== Exercise input ==

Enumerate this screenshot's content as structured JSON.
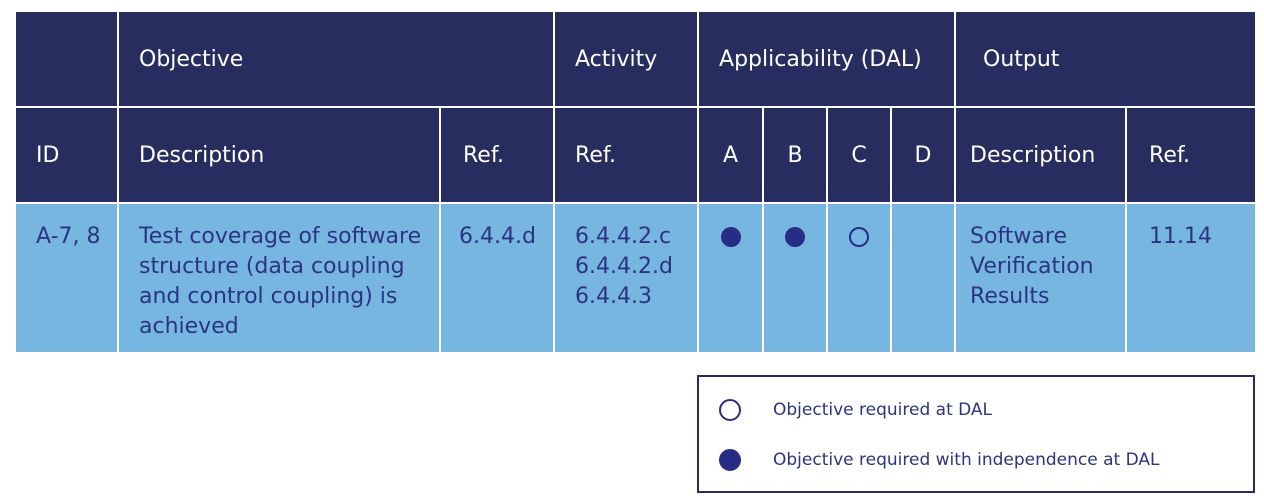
{
  "header_top": {
    "objective": "Objective",
    "activity": "Activity",
    "applicability": "Applicability (DAL)",
    "output": "Output"
  },
  "header_sub": {
    "id": "ID",
    "description": "Description",
    "ref": "Ref.",
    "activity_ref": "Ref.",
    "a": "A",
    "b": "B",
    "c": "C",
    "d": "D",
    "output_description": "Description",
    "output_ref": "Ref."
  },
  "row": {
    "id": "A-7, 8",
    "description": "Test coverage of software structure (data coupling and control coupling) is achieved",
    "ref": "6.4.4.d",
    "activity_refs": [
      "6.4.4.2.c",
      "6.4.4.2.d",
      "6.4.4.3"
    ],
    "dal": {
      "A": "filled",
      "B": "filled",
      "C": "open",
      "D": "none"
    },
    "output_description": "Software Verification Results",
    "output_ref": "11.14"
  },
  "legend": {
    "open_label": "Objective required at DAL",
    "filled_label": "Objective required with independence at DAL"
  },
  "colors": {
    "header_bg": "#272d5e",
    "body_bg": "#77b6e1",
    "text_dark": "#2b3481",
    "dot": "#272d85"
  }
}
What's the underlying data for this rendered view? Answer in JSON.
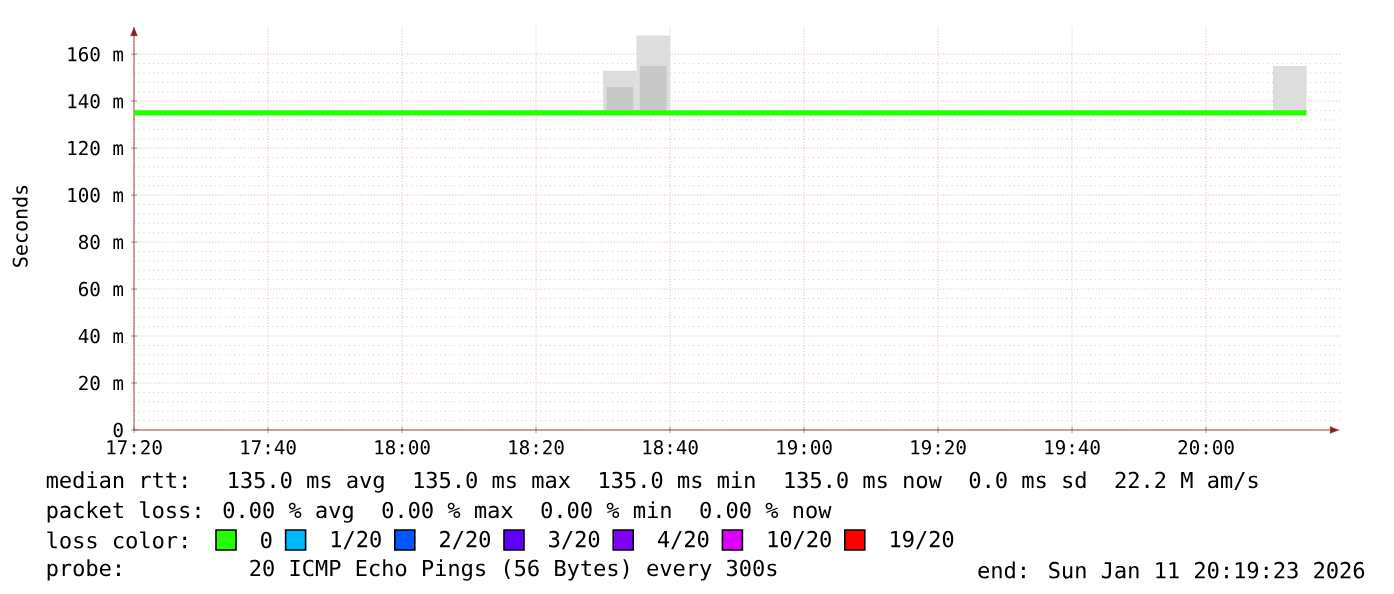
{
  "chart_data": {
    "type": "line",
    "ylabel": "Seconds",
    "xlim": [
      17.3333,
      20.3333
    ],
    "ylim": [
      0,
      172
    ],
    "xticks": [
      {
        "value": 17.3333,
        "label": "17:20"
      },
      {
        "value": 17.6667,
        "label": "17:40"
      },
      {
        "value": 18,
        "label": "18:00"
      },
      {
        "value": 18.3333,
        "label": "18:20"
      },
      {
        "value": 18.6667,
        "label": "18:40"
      },
      {
        "value": 19,
        "label": "19:00"
      },
      {
        "value": 19.3333,
        "label": "19:20"
      },
      {
        "value": 19.6667,
        "label": "19:40"
      },
      {
        "value": 20,
        "label": "20:00"
      }
    ],
    "yticks": [
      0,
      {
        "value": 20,
        "label": "20 m"
      },
      {
        "value": 40,
        "label": "40 m"
      },
      {
        "value": 60,
        "label": "60 m"
      },
      {
        "value": 80,
        "label": "80 m"
      },
      {
        "value": 100,
        "label": "100 m"
      },
      {
        "value": 120,
        "label": "120 m"
      },
      {
        "value": 140,
        "label": "140 m"
      },
      {
        "value": 160,
        "label": "160 m"
      }
    ],
    "grid": true,
    "legend": "bottom",
    "legend_title": "loss color:",
    "series": [
      {
        "type": "bar",
        "color": "#dddddd",
        "x": [
          18.5417,
          18.625,
          20.2083
        ],
        "base": [
          135,
          135,
          135
        ],
        "values": [
          18,
          33,
          20
        ]
      },
      {
        "type": "bar",
        "color": "#c8c8c8",
        "x": [
          18.5417,
          18.625
        ],
        "base": [
          135,
          135
        ],
        "values": [
          11,
          20
        ]
      },
      {
        "name": "0",
        "color": "#26ff00",
        "x": [
          17.3333,
          20.25
        ],
        "values": [
          135,
          135
        ]
      },
      {
        "name": "1/20",
        "color": "#00b8ff"
      },
      {
        "name": "2/20",
        "color": "#0059ff"
      },
      {
        "name": "3/20",
        "color": "#5e00ff"
      },
      {
        "name": "4/20",
        "color": "#7e00ff"
      },
      {
        "name": "10/20",
        "color": "#dd00ff"
      },
      {
        "name": "19/20",
        "color": "#ff0000"
      }
    ],
    "annotations": [
      "median rtt:  135.0 ms avg  135.0 ms max  135.0 ms min  135.0 ms now  0.0 ms sd  22.2 M am/s",
      "packet loss: 0.00 % avg  0.00 % max  0.00 % min  0.00 % now",
      "probe:       20 ICMP Echo Pings (56 Bytes) every 300s",
      "end: Sun Jan 11 20:19:23 2026"
    ]
  }
}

===

> [Short task]: Report only how many lines of the listing hold the word "JSON".

> [Full output]: 2